● Records contained in a dataset
==================================================
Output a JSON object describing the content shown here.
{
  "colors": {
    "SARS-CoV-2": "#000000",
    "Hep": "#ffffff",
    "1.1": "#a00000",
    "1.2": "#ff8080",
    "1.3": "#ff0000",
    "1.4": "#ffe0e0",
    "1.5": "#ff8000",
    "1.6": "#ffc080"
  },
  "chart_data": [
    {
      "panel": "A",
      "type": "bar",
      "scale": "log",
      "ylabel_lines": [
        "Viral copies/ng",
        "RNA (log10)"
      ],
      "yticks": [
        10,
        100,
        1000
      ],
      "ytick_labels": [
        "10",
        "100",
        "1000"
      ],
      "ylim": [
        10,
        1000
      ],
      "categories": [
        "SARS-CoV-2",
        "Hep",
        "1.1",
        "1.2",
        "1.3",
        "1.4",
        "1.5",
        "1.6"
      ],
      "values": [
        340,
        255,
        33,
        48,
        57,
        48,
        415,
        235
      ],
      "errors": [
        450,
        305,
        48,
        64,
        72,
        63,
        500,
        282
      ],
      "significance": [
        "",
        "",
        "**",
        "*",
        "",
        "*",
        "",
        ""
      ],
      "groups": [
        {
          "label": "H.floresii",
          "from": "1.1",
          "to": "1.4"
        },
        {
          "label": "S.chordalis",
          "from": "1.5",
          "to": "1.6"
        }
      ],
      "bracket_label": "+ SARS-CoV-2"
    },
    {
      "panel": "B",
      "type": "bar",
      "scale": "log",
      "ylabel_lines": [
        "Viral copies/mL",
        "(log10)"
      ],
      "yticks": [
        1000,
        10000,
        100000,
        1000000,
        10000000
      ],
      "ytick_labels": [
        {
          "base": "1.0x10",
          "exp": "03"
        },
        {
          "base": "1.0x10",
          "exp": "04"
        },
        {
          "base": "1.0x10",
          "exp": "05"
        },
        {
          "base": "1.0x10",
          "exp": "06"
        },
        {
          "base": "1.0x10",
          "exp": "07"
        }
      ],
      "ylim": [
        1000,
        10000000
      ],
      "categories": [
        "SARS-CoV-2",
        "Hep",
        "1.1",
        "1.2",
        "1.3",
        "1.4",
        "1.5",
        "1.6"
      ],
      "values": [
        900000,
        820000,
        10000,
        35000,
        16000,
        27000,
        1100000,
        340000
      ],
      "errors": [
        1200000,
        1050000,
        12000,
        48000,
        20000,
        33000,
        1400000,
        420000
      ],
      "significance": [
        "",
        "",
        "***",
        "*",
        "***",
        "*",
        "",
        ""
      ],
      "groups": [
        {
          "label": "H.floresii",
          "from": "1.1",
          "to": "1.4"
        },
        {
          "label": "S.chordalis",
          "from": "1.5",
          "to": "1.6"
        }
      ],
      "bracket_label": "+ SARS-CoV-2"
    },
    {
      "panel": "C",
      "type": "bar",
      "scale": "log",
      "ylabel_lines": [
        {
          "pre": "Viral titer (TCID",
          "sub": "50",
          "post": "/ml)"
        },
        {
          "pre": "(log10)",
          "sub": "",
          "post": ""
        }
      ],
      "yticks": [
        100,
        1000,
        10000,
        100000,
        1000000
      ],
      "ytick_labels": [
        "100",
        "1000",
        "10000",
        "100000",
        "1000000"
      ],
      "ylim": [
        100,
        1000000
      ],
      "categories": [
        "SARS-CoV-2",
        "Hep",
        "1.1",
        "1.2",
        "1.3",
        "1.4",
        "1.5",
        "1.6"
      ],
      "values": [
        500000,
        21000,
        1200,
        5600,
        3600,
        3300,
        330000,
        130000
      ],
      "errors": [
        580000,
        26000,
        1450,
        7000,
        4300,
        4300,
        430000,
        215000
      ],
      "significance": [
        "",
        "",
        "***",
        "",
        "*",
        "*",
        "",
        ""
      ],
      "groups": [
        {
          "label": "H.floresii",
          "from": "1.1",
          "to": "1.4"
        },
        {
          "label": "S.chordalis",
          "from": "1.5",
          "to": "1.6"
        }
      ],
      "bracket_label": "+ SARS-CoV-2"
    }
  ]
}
==================================================
● Directions for this task
Print each of the lines above again, unchanged.

● Reply
Output a JSON object describing the content shown here.
{
  "colors": {
    "SARS-CoV-2": "#000000",
    "Hep": "#ffffff",
    "1.1": "#a00000",
    "1.2": "#ff8080",
    "1.3": "#ff0000",
    "1.4": "#ffe0e0",
    "1.5": "#ff8000",
    "1.6": "#ffc080"
  },
  "chart_data": [
    {
      "panel": "A",
      "type": "bar",
      "scale": "log",
      "ylabel_lines": [
        "Viral copies/ng",
        "RNA (log10)"
      ],
      "yticks": [
        10,
        100,
        1000
      ],
      "ytick_labels": [
        "10",
        "100",
        "1000"
      ],
      "ylim": [
        10,
        1000
      ],
      "categories": [
        "SARS-CoV-2",
        "Hep",
        "1.1",
        "1.2",
        "1.3",
        "1.4",
        "1.5",
        "1.6"
      ],
      "values": [
        340,
        255,
        33,
        48,
        57,
        48,
        415,
        235
      ],
      "errors": [
        450,
        305,
        48,
        64,
        72,
        63,
        500,
        282
      ],
      "significance": [
        "",
        "",
        "**",
        "*",
        "",
        "*",
        "",
        ""
      ],
      "groups": [
        {
          "label": "H.floresii",
          "from": "1.1",
          "to": "1.4"
        },
        {
          "label": "S.chordalis",
          "from": "1.5",
          "to": "1.6"
        }
      ],
      "bracket_label": "+ SARS-CoV-2"
    },
    {
      "panel": "B",
      "type": "bar",
      "scale": "log",
      "ylabel_lines": [
        "Viral copies/mL",
        "(log10)"
      ],
      "yticks": [
        1000,
        10000,
        100000,
        1000000,
        10000000
      ],
      "ytick_labels": [
        {
          "base": "1.0x10",
          "exp": "03"
        },
        {
          "base": "1.0x10",
          "exp": "04"
        },
        {
          "base": "1.0x10",
          "exp": "05"
        },
        {
          "base": "1.0x10",
          "exp": "06"
        },
        {
          "base": "1.0x10",
          "exp": "07"
        }
      ],
      "ylim": [
        1000,
        10000000
      ],
      "categories": [
        "SARS-CoV-2",
        "Hep",
        "1.1",
        "1.2",
        "1.3",
        "1.4",
        "1.5",
        "1.6"
      ],
      "values": [
        900000,
        820000,
        10000,
        35000,
        16000,
        27000,
        1100000,
        340000
      ],
      "errors": [
        1200000,
        1050000,
        12000,
        48000,
        20000,
        33000,
        1400000,
        420000
      ],
      "significance": [
        "",
        "",
        "***",
        "*",
        "***",
        "*",
        "",
        ""
      ],
      "groups": [
        {
          "label": "H.floresii",
          "from": "1.1",
          "to": "1.4"
        },
        {
          "label": "S.chordalis",
          "from": "1.5",
          "to": "1.6"
        }
      ],
      "bracket_label": "+ SARS-CoV-2"
    },
    {
      "panel": "C",
      "type": "bar",
      "scale": "log",
      "ylabel_lines": [
        {
          "pre": "Viral titer (TCID",
          "sub": "50",
          "post": "/ml)"
        },
        {
          "pre": "(log10)",
          "sub": "",
          "post": ""
        }
      ],
      "yticks": [
        100,
        1000,
        10000,
        100000,
        1000000
      ],
      "ytick_labels": [
        "100",
        "1000",
        "10000",
        "100000",
        "1000000"
      ],
      "ylim": [
        100,
        1000000
      ],
      "categories": [
        "SARS-CoV-2",
        "Hep",
        "1.1",
        "1.2",
        "1.3",
        "1.4",
        "1.5",
        "1.6"
      ],
      "values": [
        500000,
        21000,
        1200,
        5600,
        3600,
        3300,
        330000,
        130000
      ],
      "errors": [
        580000,
        26000,
        1450,
        7000,
        4300,
        4300,
        430000,
        215000
      ],
      "significance": [
        "",
        "",
        "***",
        "",
        "*",
        "*",
        "",
        ""
      ],
      "groups": [
        {
          "label": "H.floresii",
          "from": "1.1",
          "to": "1.4"
        },
        {
          "label": "S.chordalis",
          "from": "1.5",
          "to": "1.6"
        }
      ],
      "bracket_label": "+ SARS-CoV-2"
    }
  ]
}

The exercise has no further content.